# WHAT IS ASKED:
Filter the records for lines holding the string "ответственностью".

........

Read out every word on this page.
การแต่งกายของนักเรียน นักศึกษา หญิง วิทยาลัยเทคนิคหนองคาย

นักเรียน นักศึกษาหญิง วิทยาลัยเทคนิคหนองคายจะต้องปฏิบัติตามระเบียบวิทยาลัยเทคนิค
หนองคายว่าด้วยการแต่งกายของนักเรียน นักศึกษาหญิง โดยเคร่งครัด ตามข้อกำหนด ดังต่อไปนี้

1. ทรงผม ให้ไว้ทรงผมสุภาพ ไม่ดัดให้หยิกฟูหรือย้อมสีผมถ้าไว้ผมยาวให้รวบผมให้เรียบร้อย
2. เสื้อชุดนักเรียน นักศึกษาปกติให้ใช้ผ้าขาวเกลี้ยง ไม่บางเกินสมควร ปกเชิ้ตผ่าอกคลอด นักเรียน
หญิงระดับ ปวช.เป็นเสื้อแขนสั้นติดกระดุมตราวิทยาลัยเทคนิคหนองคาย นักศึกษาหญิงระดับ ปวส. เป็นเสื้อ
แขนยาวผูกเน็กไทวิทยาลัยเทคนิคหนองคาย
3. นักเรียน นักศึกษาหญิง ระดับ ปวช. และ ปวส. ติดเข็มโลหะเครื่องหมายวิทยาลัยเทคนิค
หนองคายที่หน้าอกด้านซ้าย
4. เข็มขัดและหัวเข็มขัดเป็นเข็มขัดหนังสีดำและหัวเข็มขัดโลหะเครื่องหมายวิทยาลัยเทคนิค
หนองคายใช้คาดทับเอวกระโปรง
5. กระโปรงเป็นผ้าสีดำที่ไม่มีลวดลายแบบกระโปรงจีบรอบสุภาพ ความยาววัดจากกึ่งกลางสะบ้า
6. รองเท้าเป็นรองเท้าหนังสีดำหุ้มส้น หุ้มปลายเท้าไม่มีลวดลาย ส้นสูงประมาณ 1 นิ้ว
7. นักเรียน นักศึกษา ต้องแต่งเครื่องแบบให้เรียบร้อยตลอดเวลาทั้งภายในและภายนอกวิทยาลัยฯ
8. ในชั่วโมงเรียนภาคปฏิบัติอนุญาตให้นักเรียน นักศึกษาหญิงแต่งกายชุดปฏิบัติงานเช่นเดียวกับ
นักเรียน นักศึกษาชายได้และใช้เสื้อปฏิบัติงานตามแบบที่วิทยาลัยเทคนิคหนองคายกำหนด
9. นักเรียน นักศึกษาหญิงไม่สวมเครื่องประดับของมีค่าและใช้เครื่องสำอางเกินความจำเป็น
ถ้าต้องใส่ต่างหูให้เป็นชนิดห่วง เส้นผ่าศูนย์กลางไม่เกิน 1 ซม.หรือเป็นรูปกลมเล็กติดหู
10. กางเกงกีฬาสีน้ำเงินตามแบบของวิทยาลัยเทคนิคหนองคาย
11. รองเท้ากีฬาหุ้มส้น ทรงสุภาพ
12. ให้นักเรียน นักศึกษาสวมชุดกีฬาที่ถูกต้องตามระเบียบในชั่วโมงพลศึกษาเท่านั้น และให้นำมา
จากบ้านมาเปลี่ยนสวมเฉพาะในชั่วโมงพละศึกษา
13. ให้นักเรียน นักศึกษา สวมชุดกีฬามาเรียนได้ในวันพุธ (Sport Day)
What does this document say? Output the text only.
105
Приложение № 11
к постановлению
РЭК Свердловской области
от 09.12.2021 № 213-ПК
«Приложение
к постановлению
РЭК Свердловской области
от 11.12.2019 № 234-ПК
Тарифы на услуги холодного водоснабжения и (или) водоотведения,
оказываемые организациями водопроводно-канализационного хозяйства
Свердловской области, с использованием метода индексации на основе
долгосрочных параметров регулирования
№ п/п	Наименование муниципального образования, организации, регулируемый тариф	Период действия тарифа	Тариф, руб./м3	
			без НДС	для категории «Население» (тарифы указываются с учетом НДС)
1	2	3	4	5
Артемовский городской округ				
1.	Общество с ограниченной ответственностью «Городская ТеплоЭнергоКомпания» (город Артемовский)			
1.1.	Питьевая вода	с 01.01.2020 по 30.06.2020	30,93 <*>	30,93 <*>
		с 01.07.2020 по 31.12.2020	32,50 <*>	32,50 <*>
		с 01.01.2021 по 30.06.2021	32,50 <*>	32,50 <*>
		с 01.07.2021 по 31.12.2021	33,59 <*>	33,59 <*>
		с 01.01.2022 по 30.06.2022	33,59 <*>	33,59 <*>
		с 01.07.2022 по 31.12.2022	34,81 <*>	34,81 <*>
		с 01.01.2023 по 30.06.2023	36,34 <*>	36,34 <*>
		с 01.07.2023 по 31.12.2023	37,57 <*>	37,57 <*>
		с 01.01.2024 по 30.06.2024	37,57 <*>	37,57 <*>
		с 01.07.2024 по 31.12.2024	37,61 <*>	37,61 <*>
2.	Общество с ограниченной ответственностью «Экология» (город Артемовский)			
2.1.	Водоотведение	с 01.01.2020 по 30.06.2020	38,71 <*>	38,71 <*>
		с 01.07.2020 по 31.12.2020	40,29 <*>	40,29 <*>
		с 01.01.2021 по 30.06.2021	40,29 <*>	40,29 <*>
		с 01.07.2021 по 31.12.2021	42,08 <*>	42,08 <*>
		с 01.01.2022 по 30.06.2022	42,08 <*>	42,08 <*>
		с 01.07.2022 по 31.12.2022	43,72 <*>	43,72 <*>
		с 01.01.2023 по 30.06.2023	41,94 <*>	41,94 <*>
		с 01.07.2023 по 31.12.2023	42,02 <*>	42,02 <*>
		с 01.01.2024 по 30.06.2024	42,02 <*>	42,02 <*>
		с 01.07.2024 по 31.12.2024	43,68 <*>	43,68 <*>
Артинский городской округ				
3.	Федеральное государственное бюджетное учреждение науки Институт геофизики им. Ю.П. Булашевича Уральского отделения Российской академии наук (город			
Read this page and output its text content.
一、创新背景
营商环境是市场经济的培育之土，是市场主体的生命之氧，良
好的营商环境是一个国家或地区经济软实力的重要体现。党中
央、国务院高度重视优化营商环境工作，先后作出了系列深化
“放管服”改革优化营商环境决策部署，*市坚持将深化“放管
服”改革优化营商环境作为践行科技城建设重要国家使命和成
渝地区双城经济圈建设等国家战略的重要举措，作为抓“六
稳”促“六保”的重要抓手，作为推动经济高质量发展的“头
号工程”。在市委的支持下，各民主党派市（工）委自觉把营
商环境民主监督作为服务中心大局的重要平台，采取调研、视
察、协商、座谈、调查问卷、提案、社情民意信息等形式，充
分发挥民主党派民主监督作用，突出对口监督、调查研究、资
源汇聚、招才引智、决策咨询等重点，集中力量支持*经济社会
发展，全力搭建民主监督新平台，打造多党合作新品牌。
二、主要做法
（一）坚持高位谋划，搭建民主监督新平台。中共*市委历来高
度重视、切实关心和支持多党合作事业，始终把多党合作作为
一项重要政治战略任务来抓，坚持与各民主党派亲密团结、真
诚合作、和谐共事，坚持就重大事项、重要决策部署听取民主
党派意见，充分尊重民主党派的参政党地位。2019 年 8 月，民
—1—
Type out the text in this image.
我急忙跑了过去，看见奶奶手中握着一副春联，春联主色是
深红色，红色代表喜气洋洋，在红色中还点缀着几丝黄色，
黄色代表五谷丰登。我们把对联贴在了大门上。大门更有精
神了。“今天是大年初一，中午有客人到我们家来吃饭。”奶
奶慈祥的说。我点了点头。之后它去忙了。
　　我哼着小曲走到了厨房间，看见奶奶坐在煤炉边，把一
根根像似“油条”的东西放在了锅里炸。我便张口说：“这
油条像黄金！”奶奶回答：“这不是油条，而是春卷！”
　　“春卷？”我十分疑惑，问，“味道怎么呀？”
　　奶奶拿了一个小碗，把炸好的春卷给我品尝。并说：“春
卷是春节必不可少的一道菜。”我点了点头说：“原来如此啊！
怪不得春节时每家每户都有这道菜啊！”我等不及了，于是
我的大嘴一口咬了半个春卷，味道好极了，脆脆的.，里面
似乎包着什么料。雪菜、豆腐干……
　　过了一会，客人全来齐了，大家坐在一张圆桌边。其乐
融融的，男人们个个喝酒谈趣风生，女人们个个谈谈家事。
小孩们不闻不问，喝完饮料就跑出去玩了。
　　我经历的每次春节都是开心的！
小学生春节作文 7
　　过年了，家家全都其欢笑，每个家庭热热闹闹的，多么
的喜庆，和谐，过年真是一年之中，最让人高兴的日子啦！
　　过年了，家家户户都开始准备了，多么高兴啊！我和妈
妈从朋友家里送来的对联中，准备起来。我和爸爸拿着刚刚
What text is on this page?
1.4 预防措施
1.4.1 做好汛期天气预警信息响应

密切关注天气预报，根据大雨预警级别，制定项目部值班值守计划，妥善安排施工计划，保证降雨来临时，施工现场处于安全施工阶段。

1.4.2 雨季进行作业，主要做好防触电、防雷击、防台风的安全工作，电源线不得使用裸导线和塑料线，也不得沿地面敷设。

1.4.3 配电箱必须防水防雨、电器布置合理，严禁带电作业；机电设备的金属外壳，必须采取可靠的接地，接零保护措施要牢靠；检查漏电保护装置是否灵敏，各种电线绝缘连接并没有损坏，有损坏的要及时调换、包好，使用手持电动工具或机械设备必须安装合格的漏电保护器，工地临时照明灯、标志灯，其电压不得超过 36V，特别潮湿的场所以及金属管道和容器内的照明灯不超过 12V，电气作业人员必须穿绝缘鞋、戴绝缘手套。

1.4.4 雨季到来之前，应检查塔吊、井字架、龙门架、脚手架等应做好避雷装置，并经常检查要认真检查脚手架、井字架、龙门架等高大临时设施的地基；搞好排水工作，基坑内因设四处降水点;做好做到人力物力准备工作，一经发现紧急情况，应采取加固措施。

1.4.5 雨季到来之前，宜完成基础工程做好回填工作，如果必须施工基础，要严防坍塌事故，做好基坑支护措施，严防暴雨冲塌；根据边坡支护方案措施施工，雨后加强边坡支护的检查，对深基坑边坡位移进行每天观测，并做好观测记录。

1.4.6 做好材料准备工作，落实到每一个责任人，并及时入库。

........

# ANSWER IN FULL:
1.	Общество с ограниченной ответственностью «Городская ТеплоЭнергоКомпания» (город Артемовский)			
2.	Общество с ограниченной ответственностью «Экология» (город Артемовский)			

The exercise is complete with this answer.